* Start Record extracts *

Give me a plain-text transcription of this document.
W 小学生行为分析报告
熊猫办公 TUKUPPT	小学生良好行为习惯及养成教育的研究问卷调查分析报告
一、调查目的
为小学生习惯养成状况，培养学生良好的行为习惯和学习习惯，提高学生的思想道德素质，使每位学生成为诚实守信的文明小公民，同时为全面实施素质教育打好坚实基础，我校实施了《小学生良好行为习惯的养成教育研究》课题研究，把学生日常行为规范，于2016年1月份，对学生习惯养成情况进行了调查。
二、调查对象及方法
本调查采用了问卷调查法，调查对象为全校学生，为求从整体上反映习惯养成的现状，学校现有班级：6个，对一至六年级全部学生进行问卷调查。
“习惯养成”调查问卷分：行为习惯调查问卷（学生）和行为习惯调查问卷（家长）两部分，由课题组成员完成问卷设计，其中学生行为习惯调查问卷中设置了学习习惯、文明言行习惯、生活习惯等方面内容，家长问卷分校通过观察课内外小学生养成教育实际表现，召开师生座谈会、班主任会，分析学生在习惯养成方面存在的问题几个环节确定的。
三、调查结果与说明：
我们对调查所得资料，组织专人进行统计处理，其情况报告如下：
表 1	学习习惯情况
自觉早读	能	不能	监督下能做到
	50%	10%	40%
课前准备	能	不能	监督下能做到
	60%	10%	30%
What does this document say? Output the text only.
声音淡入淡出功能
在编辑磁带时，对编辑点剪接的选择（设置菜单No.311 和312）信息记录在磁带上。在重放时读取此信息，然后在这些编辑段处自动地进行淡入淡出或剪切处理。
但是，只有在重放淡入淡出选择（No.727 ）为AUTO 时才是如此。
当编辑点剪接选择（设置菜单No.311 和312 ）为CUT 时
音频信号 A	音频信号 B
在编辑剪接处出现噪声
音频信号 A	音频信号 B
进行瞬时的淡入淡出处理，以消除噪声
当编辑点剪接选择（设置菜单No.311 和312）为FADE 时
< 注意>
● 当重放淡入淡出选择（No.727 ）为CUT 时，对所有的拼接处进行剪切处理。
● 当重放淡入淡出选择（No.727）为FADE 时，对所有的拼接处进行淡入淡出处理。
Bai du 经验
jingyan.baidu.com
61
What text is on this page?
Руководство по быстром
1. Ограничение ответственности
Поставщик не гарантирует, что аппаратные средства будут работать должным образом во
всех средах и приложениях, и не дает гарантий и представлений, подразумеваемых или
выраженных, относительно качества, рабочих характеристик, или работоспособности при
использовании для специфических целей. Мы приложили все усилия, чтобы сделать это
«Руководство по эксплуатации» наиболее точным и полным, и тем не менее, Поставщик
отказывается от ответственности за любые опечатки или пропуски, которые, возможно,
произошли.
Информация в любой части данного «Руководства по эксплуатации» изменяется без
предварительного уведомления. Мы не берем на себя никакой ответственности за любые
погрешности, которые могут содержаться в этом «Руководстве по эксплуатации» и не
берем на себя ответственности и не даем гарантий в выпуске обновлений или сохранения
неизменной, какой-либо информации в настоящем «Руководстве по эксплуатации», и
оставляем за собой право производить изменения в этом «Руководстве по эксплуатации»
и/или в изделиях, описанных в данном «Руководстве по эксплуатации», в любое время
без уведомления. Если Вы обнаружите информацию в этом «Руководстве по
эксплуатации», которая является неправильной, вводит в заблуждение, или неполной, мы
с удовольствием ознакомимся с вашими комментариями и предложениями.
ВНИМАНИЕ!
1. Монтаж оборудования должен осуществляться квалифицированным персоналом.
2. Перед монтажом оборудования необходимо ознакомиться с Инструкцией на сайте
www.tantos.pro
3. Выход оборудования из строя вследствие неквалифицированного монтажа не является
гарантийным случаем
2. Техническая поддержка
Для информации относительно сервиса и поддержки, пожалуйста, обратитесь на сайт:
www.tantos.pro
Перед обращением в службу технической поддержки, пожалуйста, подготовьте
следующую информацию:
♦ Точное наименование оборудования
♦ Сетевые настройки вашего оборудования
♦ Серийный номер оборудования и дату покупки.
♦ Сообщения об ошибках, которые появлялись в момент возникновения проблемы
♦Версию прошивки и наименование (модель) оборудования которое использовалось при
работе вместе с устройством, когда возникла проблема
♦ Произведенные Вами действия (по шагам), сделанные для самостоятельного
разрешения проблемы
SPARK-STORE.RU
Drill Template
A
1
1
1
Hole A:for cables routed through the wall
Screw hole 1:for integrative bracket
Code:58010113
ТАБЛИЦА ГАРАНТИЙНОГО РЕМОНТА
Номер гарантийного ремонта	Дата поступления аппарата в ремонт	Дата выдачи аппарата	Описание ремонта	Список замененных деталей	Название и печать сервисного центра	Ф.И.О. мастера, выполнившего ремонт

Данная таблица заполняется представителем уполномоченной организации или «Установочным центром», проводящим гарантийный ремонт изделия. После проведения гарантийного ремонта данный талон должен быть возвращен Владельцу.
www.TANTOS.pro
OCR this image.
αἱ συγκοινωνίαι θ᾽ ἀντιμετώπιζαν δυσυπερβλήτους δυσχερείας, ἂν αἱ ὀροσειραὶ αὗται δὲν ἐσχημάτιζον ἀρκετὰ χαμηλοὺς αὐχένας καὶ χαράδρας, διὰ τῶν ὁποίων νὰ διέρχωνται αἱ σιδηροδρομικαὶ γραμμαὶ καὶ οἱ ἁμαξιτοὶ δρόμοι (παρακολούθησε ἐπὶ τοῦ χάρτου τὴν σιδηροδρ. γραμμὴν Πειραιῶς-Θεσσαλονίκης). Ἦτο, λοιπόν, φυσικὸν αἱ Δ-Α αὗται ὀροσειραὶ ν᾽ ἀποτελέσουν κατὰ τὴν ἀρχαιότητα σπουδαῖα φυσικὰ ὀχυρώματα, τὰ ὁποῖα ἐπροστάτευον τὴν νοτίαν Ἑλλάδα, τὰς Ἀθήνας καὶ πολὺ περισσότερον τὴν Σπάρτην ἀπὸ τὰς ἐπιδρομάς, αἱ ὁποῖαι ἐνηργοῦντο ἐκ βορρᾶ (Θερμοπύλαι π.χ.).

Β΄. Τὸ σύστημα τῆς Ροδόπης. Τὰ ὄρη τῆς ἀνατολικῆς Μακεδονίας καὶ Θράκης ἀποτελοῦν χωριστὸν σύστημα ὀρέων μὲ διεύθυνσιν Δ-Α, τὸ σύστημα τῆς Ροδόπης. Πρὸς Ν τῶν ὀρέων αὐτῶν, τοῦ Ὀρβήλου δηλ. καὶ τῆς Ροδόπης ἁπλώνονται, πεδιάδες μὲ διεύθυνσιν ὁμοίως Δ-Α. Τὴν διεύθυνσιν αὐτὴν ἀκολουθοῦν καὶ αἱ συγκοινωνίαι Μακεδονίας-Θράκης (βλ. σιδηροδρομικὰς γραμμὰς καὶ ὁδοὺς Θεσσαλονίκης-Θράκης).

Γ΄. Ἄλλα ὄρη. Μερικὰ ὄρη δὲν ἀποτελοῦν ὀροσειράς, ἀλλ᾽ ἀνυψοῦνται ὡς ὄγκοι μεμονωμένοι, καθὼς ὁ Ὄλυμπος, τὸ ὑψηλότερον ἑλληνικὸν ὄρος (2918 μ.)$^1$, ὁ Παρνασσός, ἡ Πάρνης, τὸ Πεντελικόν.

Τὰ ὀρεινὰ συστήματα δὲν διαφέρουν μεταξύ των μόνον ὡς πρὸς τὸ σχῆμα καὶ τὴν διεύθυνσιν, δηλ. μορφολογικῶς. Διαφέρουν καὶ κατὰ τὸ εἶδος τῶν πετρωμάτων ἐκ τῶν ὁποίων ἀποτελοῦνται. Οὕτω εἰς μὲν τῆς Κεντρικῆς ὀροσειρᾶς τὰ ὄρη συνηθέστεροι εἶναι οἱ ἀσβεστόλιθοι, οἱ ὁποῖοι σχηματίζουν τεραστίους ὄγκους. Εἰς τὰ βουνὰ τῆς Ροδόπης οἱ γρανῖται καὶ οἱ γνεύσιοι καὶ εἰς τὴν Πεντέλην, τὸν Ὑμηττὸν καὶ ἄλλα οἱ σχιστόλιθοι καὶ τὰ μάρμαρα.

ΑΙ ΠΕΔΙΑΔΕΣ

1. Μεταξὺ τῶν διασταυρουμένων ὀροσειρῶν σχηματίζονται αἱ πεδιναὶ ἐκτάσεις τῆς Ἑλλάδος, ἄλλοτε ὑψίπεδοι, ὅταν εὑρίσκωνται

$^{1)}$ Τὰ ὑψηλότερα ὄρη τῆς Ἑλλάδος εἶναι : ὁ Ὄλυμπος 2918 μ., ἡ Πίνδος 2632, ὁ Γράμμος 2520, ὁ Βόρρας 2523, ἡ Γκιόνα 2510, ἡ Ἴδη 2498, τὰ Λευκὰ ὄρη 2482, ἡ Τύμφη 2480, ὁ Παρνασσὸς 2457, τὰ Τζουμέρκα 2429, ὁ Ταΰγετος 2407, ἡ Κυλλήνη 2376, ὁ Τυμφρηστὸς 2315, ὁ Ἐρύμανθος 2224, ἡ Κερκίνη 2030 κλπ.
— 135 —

* End Record extracts *

### Written problem:
Count the lines of the listing above that include the word "Ἑλλάδος" and state the total with nothing else.

### Exercise response:
2